== What needs to be done ==
All material below is to be reproduced exactly.

== Provided information ==
________________________________________

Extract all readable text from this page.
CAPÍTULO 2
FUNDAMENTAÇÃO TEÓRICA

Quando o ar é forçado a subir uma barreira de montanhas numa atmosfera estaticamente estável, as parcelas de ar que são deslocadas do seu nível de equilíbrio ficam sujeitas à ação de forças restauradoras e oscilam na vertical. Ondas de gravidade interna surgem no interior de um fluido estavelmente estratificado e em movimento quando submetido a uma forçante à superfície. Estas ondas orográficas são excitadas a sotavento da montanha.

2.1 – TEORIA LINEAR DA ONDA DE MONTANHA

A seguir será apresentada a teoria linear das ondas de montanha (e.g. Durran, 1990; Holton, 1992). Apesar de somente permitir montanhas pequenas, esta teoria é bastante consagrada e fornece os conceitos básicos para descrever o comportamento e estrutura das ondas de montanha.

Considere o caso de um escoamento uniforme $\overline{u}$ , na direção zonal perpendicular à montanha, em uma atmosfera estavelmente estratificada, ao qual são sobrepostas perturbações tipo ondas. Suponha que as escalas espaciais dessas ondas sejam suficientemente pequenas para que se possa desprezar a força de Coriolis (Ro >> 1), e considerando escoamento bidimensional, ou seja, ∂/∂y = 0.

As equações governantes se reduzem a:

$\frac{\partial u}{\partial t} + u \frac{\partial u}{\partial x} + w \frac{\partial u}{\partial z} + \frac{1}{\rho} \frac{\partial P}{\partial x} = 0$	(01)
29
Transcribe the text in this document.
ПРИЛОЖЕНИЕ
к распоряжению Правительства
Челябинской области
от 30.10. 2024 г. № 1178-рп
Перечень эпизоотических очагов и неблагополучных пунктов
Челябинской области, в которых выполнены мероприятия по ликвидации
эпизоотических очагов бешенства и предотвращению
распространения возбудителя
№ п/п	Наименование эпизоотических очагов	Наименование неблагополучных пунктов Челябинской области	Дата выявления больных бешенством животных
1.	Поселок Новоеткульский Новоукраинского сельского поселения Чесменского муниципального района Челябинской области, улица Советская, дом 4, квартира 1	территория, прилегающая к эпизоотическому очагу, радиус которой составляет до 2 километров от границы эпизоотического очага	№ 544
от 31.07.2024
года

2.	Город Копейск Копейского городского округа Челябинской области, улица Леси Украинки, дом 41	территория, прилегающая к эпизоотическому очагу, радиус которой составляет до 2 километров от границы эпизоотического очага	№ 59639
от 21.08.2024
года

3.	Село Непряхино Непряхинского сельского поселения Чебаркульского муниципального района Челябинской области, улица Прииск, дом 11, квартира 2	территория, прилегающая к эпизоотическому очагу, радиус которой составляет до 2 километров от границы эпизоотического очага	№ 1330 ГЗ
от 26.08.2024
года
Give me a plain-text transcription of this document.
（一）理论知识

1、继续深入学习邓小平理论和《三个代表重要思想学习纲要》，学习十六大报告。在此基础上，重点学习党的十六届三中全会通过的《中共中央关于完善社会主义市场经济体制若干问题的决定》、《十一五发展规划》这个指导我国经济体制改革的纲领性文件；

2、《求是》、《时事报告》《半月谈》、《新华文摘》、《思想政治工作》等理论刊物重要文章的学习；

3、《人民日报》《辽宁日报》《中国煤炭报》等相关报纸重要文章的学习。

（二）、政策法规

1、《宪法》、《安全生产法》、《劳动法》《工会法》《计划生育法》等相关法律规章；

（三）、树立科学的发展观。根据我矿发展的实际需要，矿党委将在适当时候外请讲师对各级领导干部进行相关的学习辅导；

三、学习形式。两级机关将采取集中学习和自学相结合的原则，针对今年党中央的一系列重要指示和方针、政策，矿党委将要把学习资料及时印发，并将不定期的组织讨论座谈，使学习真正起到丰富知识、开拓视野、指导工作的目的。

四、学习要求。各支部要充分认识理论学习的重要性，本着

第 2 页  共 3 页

________________________________________

== Reply to the task ==
Extract all readable text from this page.
CAPÍTULO 2
FUNDAMENTAÇÃO TEÓRICA

Quando o ar é forçado a subir uma barreira de montanhas numa atmosfera estaticamente estável, as parcelas de ar que são deslocadas do seu nível de equilíbrio ficam sujeitas à ação de forças restauradoras e oscilam na vertical. Ondas de gravidade interna surgem no interior de um fluido estavelmente estratificado e em movimento quando submetido a uma forçante à superfície. Estas ondas orográficas são excitadas a sotavento da montanha.

2.1 – TEORIA LINEAR DA ONDA DE MONTANHA

A seguir será apresentada a teoria linear das ondas de montanha (e.g. Durran, 1990; Holton, 1992). Apesar de somente permitir montanhas pequenas, esta teoria é bastante consagrada e fornece os conceitos básicos para descrever o comportamento e estrutura das ondas de montanha.

Considere o caso de um escoamento uniforme $\overline{u}$ , na direção zonal perpendicular à montanha, em uma atmosfera estavelmente estratificada, ao qual são sobrepostas perturbações tipo ondas. Suponha que as escalas espaciais dessas ondas sejam suficientemente pequenas para que se possa desprezar a força de Coriolis (Ro >> 1), e considerando escoamento bidimensional, ou seja, ∂/∂y = 0.

As equações governantes se reduzem a:

$\frac{\partial u}{\partial t} + u \frac{\partial u}{\partial x} + w \frac{\partial u}{\partial z} + \frac{1}{\rho} \frac{\partial P}{\partial x} = 0$	(01)
29
Transcribe the text in this document.
ПРИЛОЖЕНИЕ
к распоряжению Правительства
Челябинской области
от 30.10. 2024 г. № 1178-рп
Перечень эпизоотических очагов и неблагополучных пунктов
Челябинской области, в которых выполнены мероприятия по ликвидации
эпизоотических очагов бешенства и предотвращению
распространения возбудителя
№ п/п	Наименование эпизоотических очагов	Наименование неблагополучных пунктов Челябинской области	Дата выявления больных бешенством животных
1.	Поселок Новоеткульский Новоукраинского сельского поселения Чесменского муниципального района Челябинской области, улица Советская, дом 4, квартира 1	территория, прилегающая к эпизоотическому очагу, радиус которой составляет до 2 километров от границы эпизоотического очага	№ 544
от 31.07.2024
года

2.	Город Копейск Копейского городского округа Челябинской области, улица Леси Украинки, дом 41	территория, прилегающая к эпизоотическому очагу, радиус которой составляет до 2 километров от границы эпизоотического очага	№ 59639
от 21.08.2024
года

3.	Село Непряхино Непряхинского сельского поселения Чебаркульского муниципального района Челябинской области, улица Прииск, дом 11, квартира 2	территория, прилегающая к эпизоотическому очагу, радиус которой составляет до 2 километров от границы эпизоотического очага	№ 1330 ГЗ
от 26.08.2024
года
Give me a plain-text transcription of this document.
（一）理论知识

1、继续深入学习邓小平理论和《三个代表重要思想学习纲要》，学习十六大报告。在此基础上，重点学习党的十六届三中全会通过的《中共中央关于完善社会主义市场经济体制若干问题的决定》、《十一五发展规划》这个指导我国经济体制改革的纲领性文件；

2、《求是》、《时事报告》《半月谈》、《新华文摘》、《思想政治工作》等理论刊物重要文章的学习；

3、《人民日报》《辽宁日报》《中国煤炭报》等相关报纸重要文章的学习。

（二）、政策法规

1、《宪法》、《安全生产法》、《劳动法》《工会法》《计划生育法》等相关法律规章；

（三）、树立科学的发展观。根据我矿发展的实际需要，矿党委将在适当时候外请讲师对各级领导干部进行相关的学习辅导；

三、学习形式。两级机关将采取集中学习和自学相结合的原则，针对今年党中央的一系列重要指示和方针、政策，矿党委将要把学习资料及时印发，并将不定期的组织讨论座谈，使学习真正起到丰富知识、开拓视野、指导工作的目的。

四、学习要求。各支部要充分认识理论学习的重要性，本着

第 2 页  共 3 页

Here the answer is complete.